EXERCISE DIRECTIONS:
The answer must consist of every line in the records below that contains the string "Nuclear".

RECORDS TO USE:
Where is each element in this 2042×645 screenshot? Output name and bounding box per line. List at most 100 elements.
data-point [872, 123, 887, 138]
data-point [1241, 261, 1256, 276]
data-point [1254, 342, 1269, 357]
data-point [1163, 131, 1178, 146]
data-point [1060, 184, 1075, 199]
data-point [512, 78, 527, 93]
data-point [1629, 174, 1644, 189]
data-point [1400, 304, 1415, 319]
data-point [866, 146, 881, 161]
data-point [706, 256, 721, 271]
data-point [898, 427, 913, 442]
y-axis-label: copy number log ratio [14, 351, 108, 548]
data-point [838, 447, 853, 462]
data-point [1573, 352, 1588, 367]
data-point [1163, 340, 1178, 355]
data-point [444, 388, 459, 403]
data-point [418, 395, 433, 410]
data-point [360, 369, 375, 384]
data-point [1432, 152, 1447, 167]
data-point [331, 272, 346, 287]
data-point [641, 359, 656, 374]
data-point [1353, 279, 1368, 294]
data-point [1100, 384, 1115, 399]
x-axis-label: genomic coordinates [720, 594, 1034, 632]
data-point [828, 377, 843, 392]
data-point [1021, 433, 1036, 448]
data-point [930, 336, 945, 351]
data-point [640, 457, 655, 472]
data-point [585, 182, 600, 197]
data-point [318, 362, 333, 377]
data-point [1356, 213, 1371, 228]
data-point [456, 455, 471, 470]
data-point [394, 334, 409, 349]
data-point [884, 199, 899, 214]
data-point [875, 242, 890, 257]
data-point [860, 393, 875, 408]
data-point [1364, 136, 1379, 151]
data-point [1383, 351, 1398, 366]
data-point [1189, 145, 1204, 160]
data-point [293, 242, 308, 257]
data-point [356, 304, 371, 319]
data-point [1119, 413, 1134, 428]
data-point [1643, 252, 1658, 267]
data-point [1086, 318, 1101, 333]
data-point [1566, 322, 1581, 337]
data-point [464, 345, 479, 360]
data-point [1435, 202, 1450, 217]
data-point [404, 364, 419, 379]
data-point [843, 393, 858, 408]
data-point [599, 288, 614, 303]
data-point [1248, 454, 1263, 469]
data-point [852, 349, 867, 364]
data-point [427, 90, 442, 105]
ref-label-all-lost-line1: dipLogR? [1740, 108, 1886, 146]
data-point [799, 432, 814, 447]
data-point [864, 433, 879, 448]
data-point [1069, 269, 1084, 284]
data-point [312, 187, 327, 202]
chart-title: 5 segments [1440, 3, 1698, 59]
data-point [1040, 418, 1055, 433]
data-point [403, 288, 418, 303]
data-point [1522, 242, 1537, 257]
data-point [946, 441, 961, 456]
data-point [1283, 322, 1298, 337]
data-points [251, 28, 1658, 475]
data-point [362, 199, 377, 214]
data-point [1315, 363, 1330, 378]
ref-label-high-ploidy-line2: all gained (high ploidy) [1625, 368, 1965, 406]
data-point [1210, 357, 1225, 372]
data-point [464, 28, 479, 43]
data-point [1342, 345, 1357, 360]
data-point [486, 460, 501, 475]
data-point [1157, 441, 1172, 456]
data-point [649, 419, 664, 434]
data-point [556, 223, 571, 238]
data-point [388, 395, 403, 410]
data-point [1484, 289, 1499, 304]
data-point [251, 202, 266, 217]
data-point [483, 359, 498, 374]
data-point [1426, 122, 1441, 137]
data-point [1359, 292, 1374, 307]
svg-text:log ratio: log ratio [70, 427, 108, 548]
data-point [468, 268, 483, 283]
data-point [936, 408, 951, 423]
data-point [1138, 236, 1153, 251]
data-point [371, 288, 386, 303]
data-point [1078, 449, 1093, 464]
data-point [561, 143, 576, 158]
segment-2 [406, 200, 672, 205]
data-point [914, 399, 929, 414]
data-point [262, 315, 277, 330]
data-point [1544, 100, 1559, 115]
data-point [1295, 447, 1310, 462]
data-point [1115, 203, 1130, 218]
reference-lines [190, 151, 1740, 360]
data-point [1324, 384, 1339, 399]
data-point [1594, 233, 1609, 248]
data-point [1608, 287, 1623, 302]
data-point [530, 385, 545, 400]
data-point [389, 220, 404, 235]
...
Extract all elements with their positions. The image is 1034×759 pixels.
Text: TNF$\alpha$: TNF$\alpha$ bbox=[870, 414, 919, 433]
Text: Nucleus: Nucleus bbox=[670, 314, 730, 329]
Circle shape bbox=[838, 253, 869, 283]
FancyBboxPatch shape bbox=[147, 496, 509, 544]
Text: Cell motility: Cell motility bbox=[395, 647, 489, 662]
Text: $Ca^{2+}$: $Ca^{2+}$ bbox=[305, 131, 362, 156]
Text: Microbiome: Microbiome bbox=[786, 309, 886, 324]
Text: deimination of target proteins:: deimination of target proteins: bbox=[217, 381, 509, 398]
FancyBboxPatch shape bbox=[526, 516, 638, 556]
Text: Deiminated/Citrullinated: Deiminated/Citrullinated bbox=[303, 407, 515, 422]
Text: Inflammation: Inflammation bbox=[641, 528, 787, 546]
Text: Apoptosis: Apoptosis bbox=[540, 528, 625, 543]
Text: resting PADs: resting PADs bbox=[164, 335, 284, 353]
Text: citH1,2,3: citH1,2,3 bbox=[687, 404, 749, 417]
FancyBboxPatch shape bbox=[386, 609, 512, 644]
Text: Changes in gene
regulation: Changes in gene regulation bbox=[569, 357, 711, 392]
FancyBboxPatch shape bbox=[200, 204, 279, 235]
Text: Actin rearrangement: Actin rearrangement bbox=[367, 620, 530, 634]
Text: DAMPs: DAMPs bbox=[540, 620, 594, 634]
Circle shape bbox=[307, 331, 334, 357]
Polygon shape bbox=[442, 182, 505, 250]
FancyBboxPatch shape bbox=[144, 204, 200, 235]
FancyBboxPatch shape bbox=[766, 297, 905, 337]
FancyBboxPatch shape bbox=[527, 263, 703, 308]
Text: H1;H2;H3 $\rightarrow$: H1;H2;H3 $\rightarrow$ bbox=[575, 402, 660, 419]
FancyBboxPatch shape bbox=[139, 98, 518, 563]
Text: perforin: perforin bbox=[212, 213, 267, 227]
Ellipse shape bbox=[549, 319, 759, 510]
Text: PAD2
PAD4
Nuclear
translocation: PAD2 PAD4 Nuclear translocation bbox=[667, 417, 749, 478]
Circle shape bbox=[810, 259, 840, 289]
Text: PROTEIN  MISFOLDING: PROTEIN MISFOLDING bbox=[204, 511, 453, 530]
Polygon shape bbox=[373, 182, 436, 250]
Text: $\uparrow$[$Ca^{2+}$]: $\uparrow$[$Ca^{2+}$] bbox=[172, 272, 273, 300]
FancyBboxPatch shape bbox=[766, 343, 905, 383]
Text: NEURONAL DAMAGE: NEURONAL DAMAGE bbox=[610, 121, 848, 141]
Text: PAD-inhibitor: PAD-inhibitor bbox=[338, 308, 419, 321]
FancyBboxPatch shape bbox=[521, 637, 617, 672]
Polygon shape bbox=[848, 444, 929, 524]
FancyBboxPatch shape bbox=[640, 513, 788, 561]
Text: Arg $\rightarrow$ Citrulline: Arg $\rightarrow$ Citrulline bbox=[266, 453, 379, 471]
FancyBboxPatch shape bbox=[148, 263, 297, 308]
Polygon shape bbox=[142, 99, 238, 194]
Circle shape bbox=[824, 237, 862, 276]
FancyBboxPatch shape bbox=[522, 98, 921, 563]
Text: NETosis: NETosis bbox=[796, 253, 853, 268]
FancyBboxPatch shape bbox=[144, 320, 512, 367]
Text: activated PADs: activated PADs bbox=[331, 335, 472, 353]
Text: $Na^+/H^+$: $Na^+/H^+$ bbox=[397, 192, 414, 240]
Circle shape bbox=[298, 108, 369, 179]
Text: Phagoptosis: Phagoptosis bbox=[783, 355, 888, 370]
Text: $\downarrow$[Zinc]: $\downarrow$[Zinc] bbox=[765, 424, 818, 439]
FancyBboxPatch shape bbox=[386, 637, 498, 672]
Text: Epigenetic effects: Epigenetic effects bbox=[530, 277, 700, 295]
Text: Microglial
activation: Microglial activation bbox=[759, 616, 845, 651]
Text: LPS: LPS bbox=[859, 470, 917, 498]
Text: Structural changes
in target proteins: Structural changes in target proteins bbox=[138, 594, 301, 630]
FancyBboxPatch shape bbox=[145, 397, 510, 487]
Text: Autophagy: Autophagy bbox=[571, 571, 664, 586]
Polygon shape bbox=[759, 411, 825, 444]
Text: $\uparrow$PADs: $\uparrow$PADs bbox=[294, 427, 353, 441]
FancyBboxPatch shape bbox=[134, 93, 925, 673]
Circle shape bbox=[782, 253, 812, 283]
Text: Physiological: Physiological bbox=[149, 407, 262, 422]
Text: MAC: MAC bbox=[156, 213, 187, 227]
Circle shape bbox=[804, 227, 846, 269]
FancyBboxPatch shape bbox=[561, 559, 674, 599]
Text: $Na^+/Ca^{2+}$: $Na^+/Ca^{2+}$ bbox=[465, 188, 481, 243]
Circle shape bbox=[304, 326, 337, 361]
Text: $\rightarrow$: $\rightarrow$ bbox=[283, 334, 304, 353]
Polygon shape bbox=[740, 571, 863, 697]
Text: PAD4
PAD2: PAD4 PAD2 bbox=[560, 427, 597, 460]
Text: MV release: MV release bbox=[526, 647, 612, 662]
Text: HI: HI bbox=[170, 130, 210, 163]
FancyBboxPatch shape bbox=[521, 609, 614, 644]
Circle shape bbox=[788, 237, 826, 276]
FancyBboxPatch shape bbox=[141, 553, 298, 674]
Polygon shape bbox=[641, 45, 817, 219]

TASK RESULT:
Nuclear
translocation: PAD2 PAD4 Nuclear translocation bbox=[667, 417, 749, 478]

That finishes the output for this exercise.